+++ Data in this exercise
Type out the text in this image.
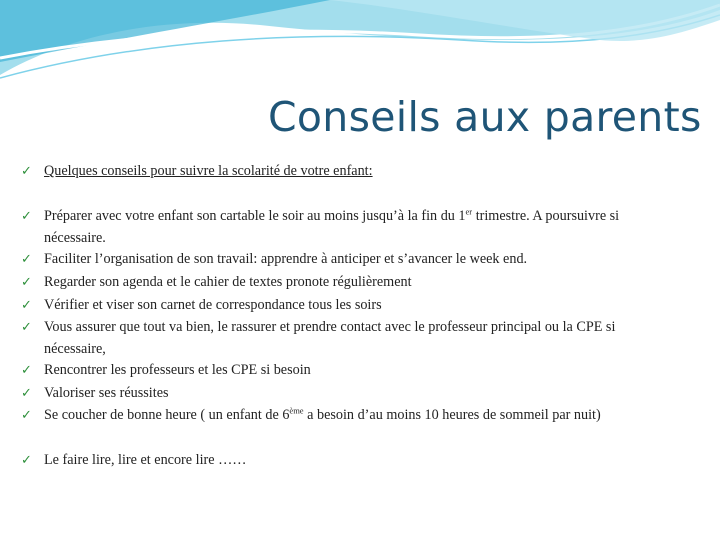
Conseils aux parents
✓ Quelques conseils pour suivre la scolarité de votre enfant:
✓ Préparer avec votre enfant son cartable le soir au moins jusqu’à la fin du 1er trimestre. A poursuivre si nécessaire.
✓ Faciliter l’organisation de son travail: apprendre à anticiper et s’avancer le week end.
✓ Regarder son agenda et le cahier de textes pronote régulièrement
✓ Vérifier et viser son carnet de correspondance tous les soirs
✓ Vous assurer que tout va bien, le rassurer et prendre contact avec le professeur principal ou la CPE si nécessaire,
✓ Rencontrer les professeurs et les CPE si besoin
✓ Valoriser ses réussites
✓ Se coucher de bonne heure ( un enfant de 6ème a besoin d’au moins 10 heures de sommeil par nuit)
✓ Le faire lire, lire et encore lire ……
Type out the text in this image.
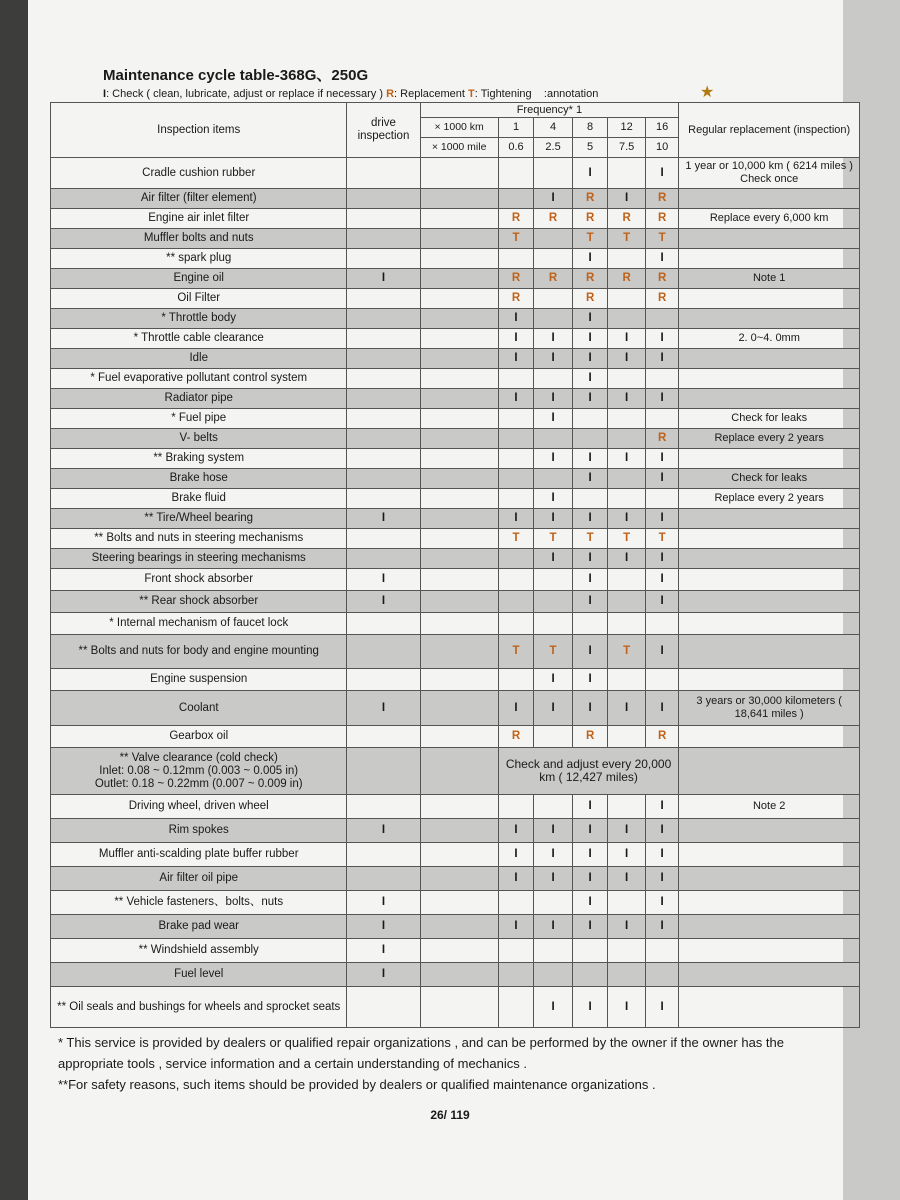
Maintenance cycle table-368G、250G
I: Check ( clean, lubricate, adjust or replace if necessary ) R: Replacement T: Tightening :annotation	★
Inspection items	drive inspection	Frequency* 1						Regular replacement (inspection)
		× 1000 km	1	4	8	12	16	
		× 1000 mile	0.6	2.5	5	7.5	10	
Cradle cushion rubber					I		I	1 year or 10,000 km ( 6214 miles ) Check once
Air filter (filter element)				I	R	I	R	
Engine air inlet filter			R	R	R	R	R	Replace every 6,000 km
Muffler bolts and nuts			T		T	T	T	
** spark plug					I		I	
Engine oil	I		R	R	R	R	R	Note 1
Oil Filter			R		R		R	
* Throttle body			I		I			
* Throttle cable clearance			I	I	I	I	I	2. 0~4. 0mm
Idle			I	I	I	I	I	
* Fuel evaporative pollutant control system					I			
Radiator pipe			I	I	I	I	I	
* Fuel pipe				I				Check for leaks
V- belts							R	Replace every 2 years
** Braking system				I	I	I	I	
Brake hose					I		I	Check for leaks
Brake fluid				I				Replace every 2 years
** Tire/Wheel bearing	I		I	I	I	I	I	
** Bolts and nuts in steering mechanisms			T	T	T	T	T	
Steering bearings in steering mechanisms				I	I	I	I	
Front shock absorber	I				I		I	
** Rear shock absorber	I				I		I	
* Internal mechanism of faucet lock								
** Bolts and nuts for body and engine mounting			T	T	I	T	I	
Engine suspension				I	I			
Coolant	I		I	I	I	I	I	3 years or 30,000 kilometers ( 18,641 miles )
Gearbox oil			R		R		R	

** Valve clearance (cold check)
Inlet: 0.08 ~ 0.12mm (0.003 ~ 0.005 in)
Outlet: 0.18 ~ 0.22mm (0.007 ~ 0.009 in)			Check and adjust every 20,000 km ( 12,427 miles)					
Driving wheel, driven wheel					I		I	Note 2
Rim spokes	I		I	I	I	I	I	
Muffler anti-scalding plate buffer rubber			I	I	I	I	I	
Air filter oil pipe			I	I	I	I	I	
** Vehicle fasteners、bolts、nuts	I				I		I	
Brake pad wear	I		I	I	I	I	I	
** Windshield assembly	I							
Fuel level	I							
** Oil seals and bushings for wheels and sprocket seats				I	I	I	I	

* This service is provided by dealers or qualified repair organizations , and can be performed by the owner if the owner has the appropriate tools , service information and a certain understanding of mechanics .

**For safety reasons, such items should be provided by dealers or qualified maintenance organizations .

26/ 119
++++++
Identify each line in the records above containing the word "rubber"; copy those lines.

[Answer to this exercise]
Cradle cushion rubber					I		I	1 year or 10,000 km ( 6214 miles ) Check once
Muffler anti-scalding plate buffer rubber			I	I	I	I	I	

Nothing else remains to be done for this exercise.